### Instructions to follow
Give every line of the data again, unchanged, but with no pictures.

Dataset rows about figures:
------------

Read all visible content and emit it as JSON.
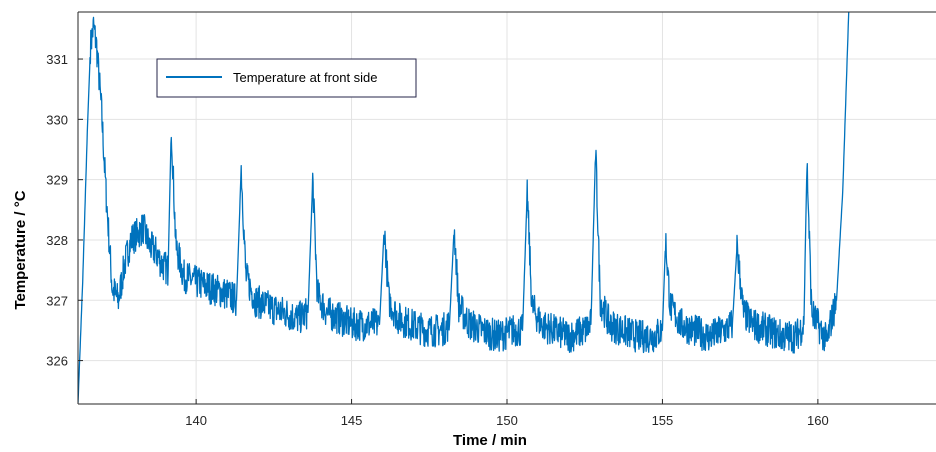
{
  "chart_data": {
    "type": "line",
    "title": "",
    "xlabel": "Time / min",
    "ylabel": "Temperature / °C",
    "xlim": [
      136.2,
      163.8
    ],
    "ylim": [
      325.28,
      331.78
    ],
    "xticks": [
      140,
      145,
      150,
      155,
      160
    ],
    "yticks": [
      326,
      327,
      328,
      329,
      330,
      331
    ],
    "grid": true,
    "legend": {
      "position": "top-left"
    },
    "colors": {
      "series": "#0072BD",
      "grid": "#e3e3e3",
      "axis": "#262626"
    },
    "series": [
      {
        "name": "Temperature at front side",
        "x": [
          136.2,
          136.35,
          136.5,
          136.6,
          136.7,
          136.8,
          136.95,
          137.1,
          137.3,
          137.5,
          137.7,
          137.9,
          138.1,
          138.3,
          138.5,
          138.7,
          138.9,
          139.1,
          139.2,
          139.35,
          139.6,
          140.0,
          140.5,
          141.0,
          141.3,
          141.45,
          141.6,
          141.9,
          142.3,
          142.8,
          143.3,
          143.6,
          143.75,
          143.9,
          144.2,
          144.6,
          145.0,
          145.5,
          145.9,
          146.05,
          146.2,
          146.5,
          146.9,
          147.4,
          147.9,
          148.15,
          148.3,
          148.45,
          148.8,
          149.2,
          149.7,
          150.2,
          150.5,
          150.65,
          150.8,
          151.1,
          151.5,
          152.0,
          152.5,
          152.7,
          152.85,
          153.0,
          153.3,
          153.7,
          154.2,
          154.7,
          155.0,
          155.1,
          155.25,
          155.6,
          156.0,
          156.5,
          157.0,
          157.25,
          157.4,
          157.6,
          157.9,
          158.4,
          158.9,
          159.3,
          159.55,
          159.65,
          159.8,
          160.1,
          160.3,
          160.4,
          160.6,
          160.8,
          161.0
        ],
        "y": [
          325.3,
          327.3,
          329.8,
          331.2,
          331.55,
          331.2,
          330.2,
          328.8,
          327.2,
          327.0,
          327.6,
          328.0,
          328.1,
          328.2,
          327.9,
          327.8,
          327.6,
          327.5,
          329.9,
          327.9,
          327.4,
          327.3,
          327.2,
          327.1,
          327.0,
          329.2,
          327.4,
          327.0,
          326.9,
          326.8,
          326.7,
          326.8,
          329.0,
          327.1,
          326.8,
          326.7,
          326.6,
          326.6,
          326.6,
          328.2,
          327.0,
          326.7,
          326.6,
          326.5,
          326.5,
          326.6,
          328.2,
          326.9,
          326.6,
          326.5,
          326.4,
          326.5,
          326.5,
          328.8,
          326.9,
          326.6,
          326.5,
          326.4,
          326.5,
          326.6,
          329.5,
          327.0,
          326.6,
          326.5,
          326.4,
          326.4,
          326.5,
          328.0,
          326.9,
          326.6,
          326.5,
          326.4,
          326.5,
          326.6,
          327.9,
          326.8,
          326.6,
          326.5,
          326.4,
          326.4,
          326.6,
          329.3,
          326.8,
          326.5,
          326.3,
          326.6,
          327.0,
          328.8,
          331.9
        ]
      }
    ]
  }
}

------------

### Complete output
Read all visible content and emit it as JSON.
{
  "chart_data": {
    "type": "line",
    "title": "",
    "xlabel": "Time / min",
    "ylabel": "Temperature / °C",
    "xlim": [
      136.2,
      163.8
    ],
    "ylim": [
      325.28,
      331.78
    ],
    "xticks": [
      140,
      145,
      150,
      155,
      160
    ],
    "yticks": [
      326,
      327,
      328,
      329,
      330,
      331
    ],
    "grid": true,
    "legend": {
      "position": "top-left"
    },
    "colors": {
      "series": "#0072BD",
      "grid": "#e3e3e3",
      "axis": "#262626"
    },
    "series": [
      {
        "name": "Temperature at front side",
        "x": [
          136.2,
          136.35,
          136.5,
          136.6,
          136.7,
          136.8,
          136.95,
          137.1,
          137.3,
          137.5,
          137.7,
          137.9,
          138.1,
          138.3,
          138.5,
          138.7,
          138.9,
          139.1,
          139.2,
          139.35,
          139.6,
          140.0,
          140.5,
          141.0,
          141.3,
          141.45,
          141.6,
          141.9,
          142.3,
          142.8,
          143.3,
          143.6,
          143.75,
          143.9,
          144.2,
          144.6,
          145.0,
          145.5,
          145.9,
          146.05,
          146.2,
          146.5,
          146.9,
          147.4,
          147.9,
          148.15,
          148.3,
          148.45,
          148.8,
          149.2,
          149.7,
          150.2,
          150.5,
          150.65,
          150.8,
          151.1,
          151.5,
          152.0,
          152.5,
          152.7,
          152.85,
          153.0,
          153.3,
          153.7,
          154.2,
          154.7,
          155.0,
          155.1,
          155.25,
          155.6,
          156.0,
          156.5,
          157.0,
          157.25,
          157.4,
          157.6,
          157.9,
          158.4,
          158.9,
          159.3,
          159.55,
          159.65,
          159.8,
          160.1,
          160.3,
          160.4,
          160.6,
          160.8,
          161.0
        ],
        "y": [
          325.3,
          327.3,
          329.8,
          331.2,
          331.55,
          331.2,
          330.2,
          328.8,
          327.2,
          327.0,
          327.6,
          328.0,
          328.1,
          328.2,
          327.9,
          327.8,
          327.6,
          327.5,
          329.9,
          327.9,
          327.4,
          327.3,
          327.2,
          327.1,
          327.0,
          329.2,
          327.4,
          327.0,
          326.9,
          326.8,
          326.7,
          326.8,
          329.0,
          327.1,
          326.8,
          326.7,
          326.6,
          326.6,
          326.6,
          328.2,
          327.0,
          326.7,
          326.6,
          326.5,
          326.5,
          326.6,
          328.2,
          326.9,
          326.6,
          326.5,
          326.4,
          326.5,
          326.5,
          328.8,
          326.9,
          326.6,
          326.5,
          326.4,
          326.5,
          326.6,
          329.5,
          327.0,
          326.6,
          326.5,
          326.4,
          326.4,
          326.5,
          328.0,
          326.9,
          326.6,
          326.5,
          326.4,
          326.5,
          326.6,
          327.9,
          326.8,
          326.6,
          326.5,
          326.4,
          326.4,
          326.6,
          329.3,
          326.8,
          326.5,
          326.3,
          326.6,
          327.0,
          328.8,
          331.9
        ]
      }
    ]
  }
}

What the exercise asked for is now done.